-- START OF Data supplied --

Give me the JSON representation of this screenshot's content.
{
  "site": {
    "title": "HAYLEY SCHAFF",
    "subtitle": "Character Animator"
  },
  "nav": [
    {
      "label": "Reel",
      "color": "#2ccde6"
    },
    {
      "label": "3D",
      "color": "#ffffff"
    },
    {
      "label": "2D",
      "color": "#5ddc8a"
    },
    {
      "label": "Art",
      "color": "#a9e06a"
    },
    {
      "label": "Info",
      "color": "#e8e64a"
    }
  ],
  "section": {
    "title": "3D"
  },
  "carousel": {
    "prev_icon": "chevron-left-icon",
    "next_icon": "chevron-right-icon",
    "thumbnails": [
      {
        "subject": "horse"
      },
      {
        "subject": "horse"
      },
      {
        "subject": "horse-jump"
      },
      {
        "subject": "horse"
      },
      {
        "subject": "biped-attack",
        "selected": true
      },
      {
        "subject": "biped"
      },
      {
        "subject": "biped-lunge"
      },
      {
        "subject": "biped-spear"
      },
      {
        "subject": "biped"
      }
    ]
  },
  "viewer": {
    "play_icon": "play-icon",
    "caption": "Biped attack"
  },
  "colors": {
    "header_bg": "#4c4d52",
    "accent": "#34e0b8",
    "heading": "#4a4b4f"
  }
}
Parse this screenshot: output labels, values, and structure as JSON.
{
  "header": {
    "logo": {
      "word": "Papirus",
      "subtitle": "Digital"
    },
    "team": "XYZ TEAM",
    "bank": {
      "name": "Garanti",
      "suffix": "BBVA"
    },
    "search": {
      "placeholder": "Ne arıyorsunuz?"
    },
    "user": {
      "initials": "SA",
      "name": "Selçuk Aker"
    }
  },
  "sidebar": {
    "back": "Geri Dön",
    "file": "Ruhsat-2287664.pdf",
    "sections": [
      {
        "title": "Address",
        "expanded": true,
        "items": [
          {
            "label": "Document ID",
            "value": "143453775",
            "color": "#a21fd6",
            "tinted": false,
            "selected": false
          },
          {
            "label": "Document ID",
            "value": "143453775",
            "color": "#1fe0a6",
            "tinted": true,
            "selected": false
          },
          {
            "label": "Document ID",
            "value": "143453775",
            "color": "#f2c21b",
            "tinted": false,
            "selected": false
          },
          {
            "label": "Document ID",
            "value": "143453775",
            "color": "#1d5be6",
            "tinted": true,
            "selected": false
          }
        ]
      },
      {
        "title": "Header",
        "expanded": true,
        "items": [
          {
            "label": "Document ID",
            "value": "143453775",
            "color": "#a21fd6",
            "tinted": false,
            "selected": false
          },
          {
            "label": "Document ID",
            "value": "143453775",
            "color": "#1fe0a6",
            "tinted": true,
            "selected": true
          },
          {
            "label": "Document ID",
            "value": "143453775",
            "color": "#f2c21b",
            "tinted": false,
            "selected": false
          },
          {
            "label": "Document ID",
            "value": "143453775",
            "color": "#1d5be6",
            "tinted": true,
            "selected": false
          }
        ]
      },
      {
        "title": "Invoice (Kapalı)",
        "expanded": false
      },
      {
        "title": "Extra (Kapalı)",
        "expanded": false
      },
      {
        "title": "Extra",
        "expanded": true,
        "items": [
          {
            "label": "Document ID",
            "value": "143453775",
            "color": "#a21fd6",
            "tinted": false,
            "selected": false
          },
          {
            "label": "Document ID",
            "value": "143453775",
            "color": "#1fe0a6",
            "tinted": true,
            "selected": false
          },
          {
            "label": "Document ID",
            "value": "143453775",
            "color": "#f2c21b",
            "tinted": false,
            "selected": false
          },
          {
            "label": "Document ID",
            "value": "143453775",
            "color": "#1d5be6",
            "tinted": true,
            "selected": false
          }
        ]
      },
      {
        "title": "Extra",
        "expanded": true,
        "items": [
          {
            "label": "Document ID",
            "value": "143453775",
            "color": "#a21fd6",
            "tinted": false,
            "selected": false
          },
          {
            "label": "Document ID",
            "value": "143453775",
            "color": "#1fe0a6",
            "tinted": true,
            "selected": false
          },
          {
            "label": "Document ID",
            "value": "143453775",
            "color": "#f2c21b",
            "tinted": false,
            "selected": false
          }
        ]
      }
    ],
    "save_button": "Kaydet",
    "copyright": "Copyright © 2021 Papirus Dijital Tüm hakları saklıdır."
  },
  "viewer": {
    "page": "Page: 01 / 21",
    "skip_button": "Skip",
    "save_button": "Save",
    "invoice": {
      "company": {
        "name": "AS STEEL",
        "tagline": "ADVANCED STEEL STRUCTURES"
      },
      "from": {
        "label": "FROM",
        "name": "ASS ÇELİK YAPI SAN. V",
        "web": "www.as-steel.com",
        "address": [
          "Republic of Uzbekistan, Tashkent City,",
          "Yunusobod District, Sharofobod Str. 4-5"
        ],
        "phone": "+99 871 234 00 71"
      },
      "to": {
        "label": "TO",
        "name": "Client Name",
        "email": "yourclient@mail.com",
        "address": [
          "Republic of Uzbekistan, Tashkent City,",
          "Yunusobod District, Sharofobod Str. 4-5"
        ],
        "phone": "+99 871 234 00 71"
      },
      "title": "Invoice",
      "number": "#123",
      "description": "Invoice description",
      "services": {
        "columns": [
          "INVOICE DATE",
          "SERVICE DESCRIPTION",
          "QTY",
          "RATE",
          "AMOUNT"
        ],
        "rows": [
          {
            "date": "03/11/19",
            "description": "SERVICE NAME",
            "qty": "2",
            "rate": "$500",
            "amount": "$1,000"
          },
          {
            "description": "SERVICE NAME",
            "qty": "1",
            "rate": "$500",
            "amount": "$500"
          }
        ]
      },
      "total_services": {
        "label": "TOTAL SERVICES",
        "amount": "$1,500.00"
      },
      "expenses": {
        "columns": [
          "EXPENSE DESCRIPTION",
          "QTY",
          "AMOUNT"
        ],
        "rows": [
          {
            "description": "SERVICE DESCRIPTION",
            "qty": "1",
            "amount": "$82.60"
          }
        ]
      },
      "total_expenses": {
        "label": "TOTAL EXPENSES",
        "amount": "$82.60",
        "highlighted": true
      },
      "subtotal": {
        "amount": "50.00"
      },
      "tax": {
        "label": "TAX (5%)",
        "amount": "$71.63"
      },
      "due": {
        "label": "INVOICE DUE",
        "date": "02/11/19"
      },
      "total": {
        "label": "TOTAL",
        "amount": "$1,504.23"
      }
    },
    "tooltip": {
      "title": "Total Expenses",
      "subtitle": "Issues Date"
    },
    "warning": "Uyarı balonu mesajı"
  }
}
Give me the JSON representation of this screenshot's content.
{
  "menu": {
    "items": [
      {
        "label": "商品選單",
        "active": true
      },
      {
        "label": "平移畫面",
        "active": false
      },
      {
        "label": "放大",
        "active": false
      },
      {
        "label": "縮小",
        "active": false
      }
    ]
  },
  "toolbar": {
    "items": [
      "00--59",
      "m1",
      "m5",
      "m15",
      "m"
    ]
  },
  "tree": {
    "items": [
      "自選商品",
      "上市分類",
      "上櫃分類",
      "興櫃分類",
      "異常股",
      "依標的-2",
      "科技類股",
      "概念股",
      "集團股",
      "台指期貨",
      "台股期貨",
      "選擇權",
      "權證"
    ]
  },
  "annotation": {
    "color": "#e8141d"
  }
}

-- END OF Data supplied --

The task:
Within the listing above, find every line containing the string "Papirus" and return it.

Complete output:
      "word": "Papirus",
    "copyright": "Copyright © 2021 Papirus Dijital Tüm hakları saklıdır."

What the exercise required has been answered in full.